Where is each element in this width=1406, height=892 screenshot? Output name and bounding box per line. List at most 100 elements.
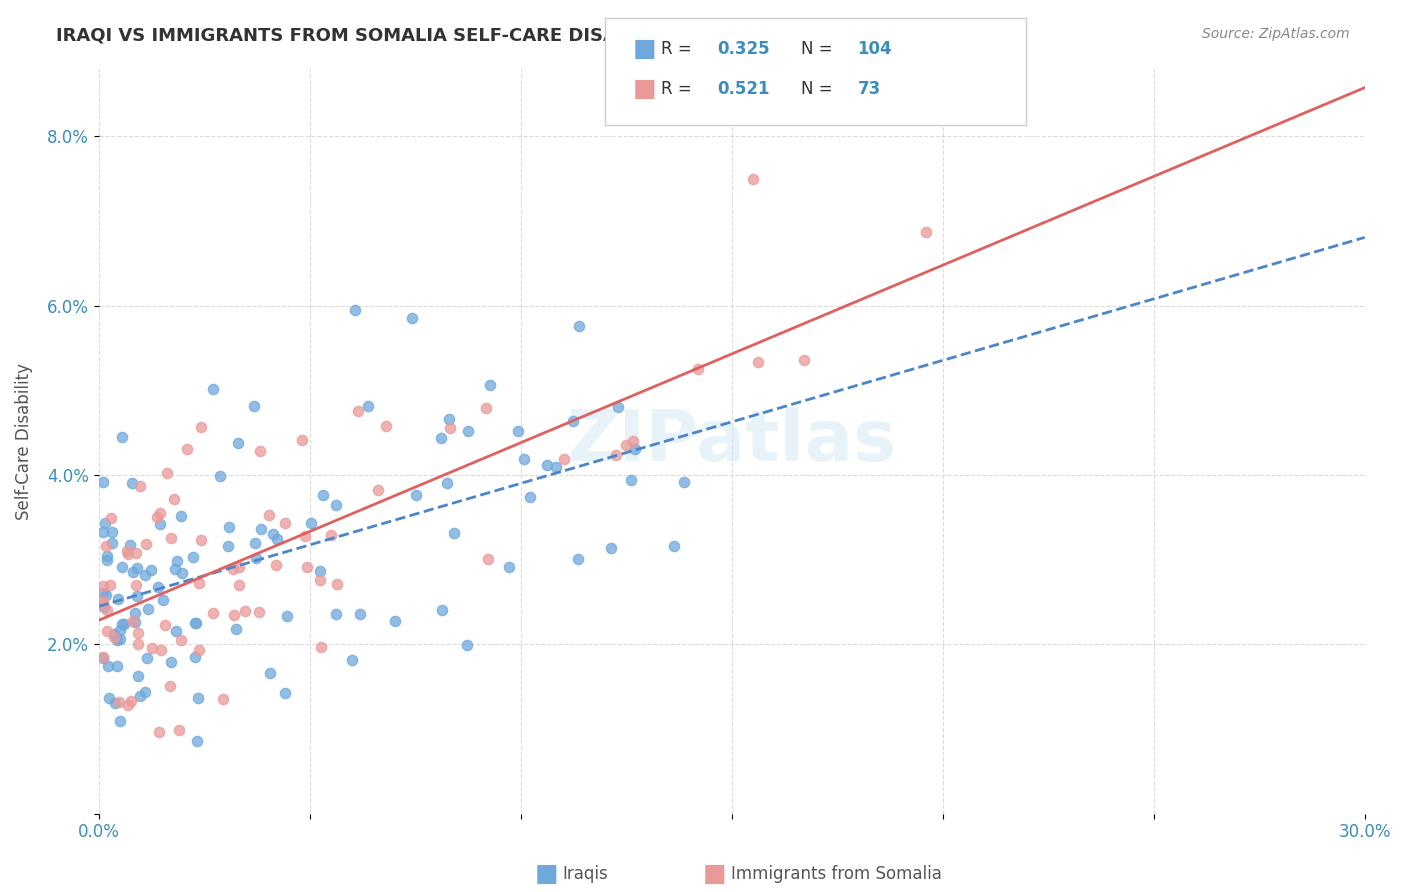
Immigrants from Somalia bbox=[257, 508, 280, 523]
Immigrants from Somalia bbox=[294, 529, 316, 543]
Immigrants from Somalia bbox=[228, 578, 250, 592]
Iraqis bbox=[620, 474, 643, 488]
Iraqis bbox=[139, 563, 162, 577]
Iraqis bbox=[356, 399, 378, 413]
Text: N =: N = bbox=[801, 40, 838, 58]
Iraqis bbox=[568, 318, 591, 333]
Immigrants from Somalia bbox=[91, 650, 114, 665]
Immigrants from Somalia bbox=[122, 614, 145, 628]
Immigrants from Somalia bbox=[146, 510, 169, 524]
Text: R =: R = bbox=[661, 80, 697, 98]
Iraqis bbox=[432, 603, 454, 617]
Immigrants from Somalia bbox=[91, 579, 114, 593]
Immigrants from Somalia bbox=[176, 442, 198, 456]
Iraqis bbox=[439, 412, 461, 426]
Iraqis bbox=[456, 638, 478, 652]
Iraqis bbox=[96, 549, 118, 563]
Immigrants from Somalia bbox=[149, 506, 172, 520]
Immigrants from Somalia bbox=[190, 533, 212, 547]
Immigrants from Somalia bbox=[125, 578, 148, 592]
Iraqis bbox=[181, 550, 204, 565]
Text: ZIPatlas: ZIPatlas bbox=[567, 407, 897, 475]
Iraqis bbox=[108, 623, 131, 637]
Immigrants from Somalia bbox=[163, 491, 186, 506]
Immigrants from Somalia bbox=[190, 420, 212, 434]
Immigrants from Somalia bbox=[439, 421, 461, 435]
Immigrants from Somalia bbox=[367, 483, 389, 497]
Iraqis bbox=[163, 562, 186, 576]
Immigrants from Somalia bbox=[211, 691, 233, 706]
Iraqis bbox=[122, 565, 145, 579]
Iraqis bbox=[606, 401, 628, 415]
Immigrants from Somalia bbox=[127, 626, 149, 640]
Iraqis bbox=[457, 424, 479, 438]
Iraqis bbox=[107, 592, 129, 607]
Immigrants from Somalia bbox=[295, 559, 318, 574]
Iraqis bbox=[91, 651, 114, 665]
Immigrants from Somalia bbox=[347, 403, 370, 417]
Iraqis bbox=[111, 560, 134, 574]
Immigrants from Somalia bbox=[915, 225, 938, 239]
Iraqis bbox=[202, 382, 225, 396]
Iraqis bbox=[134, 568, 156, 582]
Text: 73: 73 bbox=[858, 80, 882, 98]
Iraqis bbox=[129, 689, 152, 703]
Iraqis bbox=[624, 442, 647, 457]
Iraqis bbox=[108, 632, 131, 647]
Immigrants from Somalia bbox=[117, 698, 139, 713]
Iraqis bbox=[561, 414, 583, 428]
Text: N =: N = bbox=[801, 80, 838, 98]
Immigrants from Somalia bbox=[188, 576, 211, 591]
Text: IRAQI VS IMMIGRANTS FROM SOMALIA SELF-CARE DISABILITY CORRELATION CHART: IRAQI VS IMMIGRANTS FROM SOMALIA SELF-CA… bbox=[56, 27, 903, 45]
Immigrants from Somalia bbox=[477, 552, 499, 566]
Iraqis bbox=[105, 633, 128, 648]
Iraqis bbox=[94, 516, 117, 530]
Iraqis bbox=[124, 615, 146, 629]
Immigrants from Somalia bbox=[793, 353, 815, 368]
Iraqis bbox=[299, 516, 322, 530]
Immigrants from Somalia bbox=[247, 605, 270, 619]
Iraqis bbox=[187, 690, 209, 705]
Iraqis bbox=[100, 536, 122, 550]
Immigrants from Somalia bbox=[103, 630, 125, 644]
Iraqis bbox=[166, 554, 188, 568]
Immigrants from Somalia bbox=[686, 362, 709, 376]
Iraqis bbox=[218, 520, 240, 534]
Iraqis bbox=[165, 624, 187, 639]
Text: ■: ■ bbox=[633, 37, 657, 61]
Iraqis bbox=[312, 488, 335, 502]
Iraqis bbox=[544, 459, 567, 474]
Immigrants from Somalia bbox=[135, 537, 157, 551]
Immigrants from Somalia bbox=[474, 401, 496, 415]
Iraqis bbox=[250, 522, 273, 536]
Immigrants from Somalia bbox=[156, 466, 179, 480]
Immigrants from Somalia bbox=[222, 562, 245, 576]
Iraqis bbox=[276, 609, 298, 624]
Immigrants from Somalia bbox=[170, 632, 193, 647]
Immigrants from Somalia bbox=[91, 597, 114, 611]
Iraqis bbox=[662, 539, 685, 553]
Immigrants from Somalia bbox=[108, 695, 131, 709]
Iraqis bbox=[384, 614, 406, 628]
Iraqis bbox=[184, 615, 207, 630]
Iraqis bbox=[325, 607, 347, 622]
Iraqis bbox=[134, 684, 156, 698]
Iraqis bbox=[309, 564, 332, 578]
Iraqis bbox=[96, 553, 118, 567]
Text: 0.325: 0.325 bbox=[717, 40, 769, 58]
Immigrants from Somalia bbox=[309, 640, 332, 655]
Iraqis bbox=[97, 659, 120, 673]
Immigrants from Somalia bbox=[125, 546, 148, 560]
Iraqis bbox=[266, 533, 288, 547]
Iraqis bbox=[159, 655, 181, 669]
Text: Iraqis: Iraqis bbox=[562, 865, 609, 883]
Immigrants from Somalia bbox=[117, 547, 139, 561]
Immigrants from Somalia bbox=[325, 577, 347, 591]
Iraqis bbox=[184, 616, 207, 631]
Text: 0.521: 0.521 bbox=[717, 80, 769, 98]
Iraqis bbox=[519, 490, 541, 504]
Iraqis bbox=[120, 538, 142, 552]
Iraqis bbox=[121, 476, 143, 491]
Iraqis bbox=[226, 436, 249, 450]
Immigrants from Somalia bbox=[249, 443, 271, 458]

------------------------------

▸ WHAT TO WORK ON:
Copy out every line above word for word, leaving out the pictures.

▸ RESPONSE:
Where is each element in this width=1406, height=892 screenshot? Output name and bounding box per line. List at most 100 elements.
Immigrants from Somalia bbox=[257, 508, 280, 523]
Immigrants from Somalia bbox=[294, 529, 316, 543]
Immigrants from Somalia bbox=[228, 578, 250, 592]
Iraqis bbox=[620, 474, 643, 488]
Iraqis bbox=[139, 563, 162, 577]
Iraqis bbox=[356, 399, 378, 413]
Text: N =: N = bbox=[801, 40, 838, 58]
Iraqis bbox=[568, 318, 591, 333]
Immigrants from Somalia bbox=[91, 650, 114, 665]
Immigrants from Somalia bbox=[122, 614, 145, 628]
Immigrants from Somalia bbox=[146, 510, 169, 524]
Text: R =: R = bbox=[661, 80, 697, 98]
Iraqis bbox=[432, 603, 454, 617]
Immigrants from Somalia bbox=[91, 579, 114, 593]
Immigrants from Somalia bbox=[176, 442, 198, 456]
Iraqis bbox=[439, 412, 461, 426]
Iraqis bbox=[456, 638, 478, 652]
Iraqis bbox=[96, 549, 118, 563]
Immigrants from Somalia bbox=[149, 506, 172, 520]
Immigrants from Somalia bbox=[190, 533, 212, 547]
Immigrants from Somalia bbox=[125, 578, 148, 592]
Iraqis bbox=[181, 550, 204, 565]
Text: ZIPatlas: ZIPatlas bbox=[567, 407, 897, 475]
Iraqis bbox=[108, 623, 131, 637]
Immigrants from Somalia bbox=[163, 491, 186, 506]
Immigrants from Somalia bbox=[190, 420, 212, 434]
Immigrants from Somalia bbox=[439, 421, 461, 435]
Immigrants from Somalia bbox=[367, 483, 389, 497]
Iraqis bbox=[163, 562, 186, 576]
Immigrants from Somalia bbox=[211, 691, 233, 706]
Iraqis bbox=[122, 565, 145, 579]
Iraqis bbox=[606, 401, 628, 415]
Immigrants from Somalia bbox=[127, 626, 149, 640]
Iraqis bbox=[457, 424, 479, 438]
Iraqis bbox=[107, 592, 129, 607]
Immigrants from Somalia bbox=[295, 559, 318, 574]
Iraqis bbox=[91, 651, 114, 665]
Immigrants from Somalia bbox=[347, 403, 370, 417]
Iraqis bbox=[111, 560, 134, 574]
Immigrants from Somalia bbox=[915, 225, 938, 239]
Iraqis bbox=[202, 382, 225, 396]
Iraqis bbox=[134, 568, 156, 582]
Text: 73: 73 bbox=[858, 80, 882, 98]
Iraqis bbox=[129, 689, 152, 703]
Iraqis bbox=[624, 442, 647, 457]
Iraqis bbox=[108, 632, 131, 647]
Immigrants from Somalia bbox=[117, 698, 139, 713]
Iraqis bbox=[561, 414, 583, 428]
Text: N =: N = bbox=[801, 80, 838, 98]
Immigrants from Somalia bbox=[188, 576, 211, 591]
Text: IRAQI VS IMMIGRANTS FROM SOMALIA SELF-CARE DISABILITY CORRELATION CHART: IRAQI VS IMMIGRANTS FROM SOMALIA SELF-CA… bbox=[56, 27, 903, 45]
Immigrants from Somalia bbox=[477, 552, 499, 566]
Iraqis bbox=[105, 633, 128, 648]
Iraqis bbox=[94, 516, 117, 530]
Iraqis bbox=[124, 615, 146, 629]
Immigrants from Somalia bbox=[793, 353, 815, 368]
Iraqis bbox=[299, 516, 322, 530]
Immigrants from Somalia bbox=[247, 605, 270, 619]
Iraqis bbox=[187, 690, 209, 705]
Iraqis bbox=[100, 536, 122, 550]
Immigrants from Somalia bbox=[103, 630, 125, 644]
Iraqis bbox=[166, 554, 188, 568]
Immigrants from Somalia bbox=[686, 362, 709, 376]
Iraqis bbox=[218, 520, 240, 534]
Iraqis bbox=[165, 624, 187, 639]
Text: ■: ■ bbox=[633, 37, 657, 61]
Iraqis bbox=[312, 488, 335, 502]
Iraqis bbox=[544, 459, 567, 474]
Immigrants from Somalia bbox=[135, 537, 157, 551]
Immigrants from Somalia bbox=[474, 401, 496, 415]
Iraqis bbox=[250, 522, 273, 536]
Immigrants from Somalia bbox=[156, 466, 179, 480]
Immigrants from Somalia bbox=[222, 562, 245, 576]
Iraqis bbox=[276, 609, 298, 624]
Immigrants from Somalia bbox=[170, 632, 193, 647]
Immigrants from Somalia bbox=[91, 597, 114, 611]
Iraqis bbox=[662, 539, 685, 553]
Immigrants from Somalia bbox=[108, 695, 131, 709]
Iraqis bbox=[384, 614, 406, 628]
Iraqis bbox=[184, 615, 207, 630]
Iraqis bbox=[325, 607, 347, 622]
Iraqis bbox=[134, 684, 156, 698]
Iraqis bbox=[309, 564, 332, 578]
Iraqis bbox=[96, 553, 118, 567]
Text: 0.325: 0.325 bbox=[717, 40, 769, 58]
Immigrants from Somalia bbox=[309, 640, 332, 655]
Iraqis bbox=[97, 659, 120, 673]
Immigrants from Somalia bbox=[125, 546, 148, 560]
Iraqis bbox=[266, 533, 288, 547]
Iraqis bbox=[159, 655, 181, 669]
Text: Iraqis: Iraqis bbox=[562, 865, 609, 883]
Immigrants from Somalia bbox=[117, 547, 139, 561]
Immigrants from Somalia bbox=[325, 577, 347, 591]
Iraqis bbox=[184, 616, 207, 631]
Text: 0.521: 0.521 bbox=[717, 80, 769, 98]
Iraqis bbox=[519, 490, 541, 504]
Iraqis bbox=[120, 538, 142, 552]
Iraqis bbox=[121, 476, 143, 491]
Iraqis bbox=[226, 436, 249, 450]
Immigrants from Somalia bbox=[249, 443, 271, 458]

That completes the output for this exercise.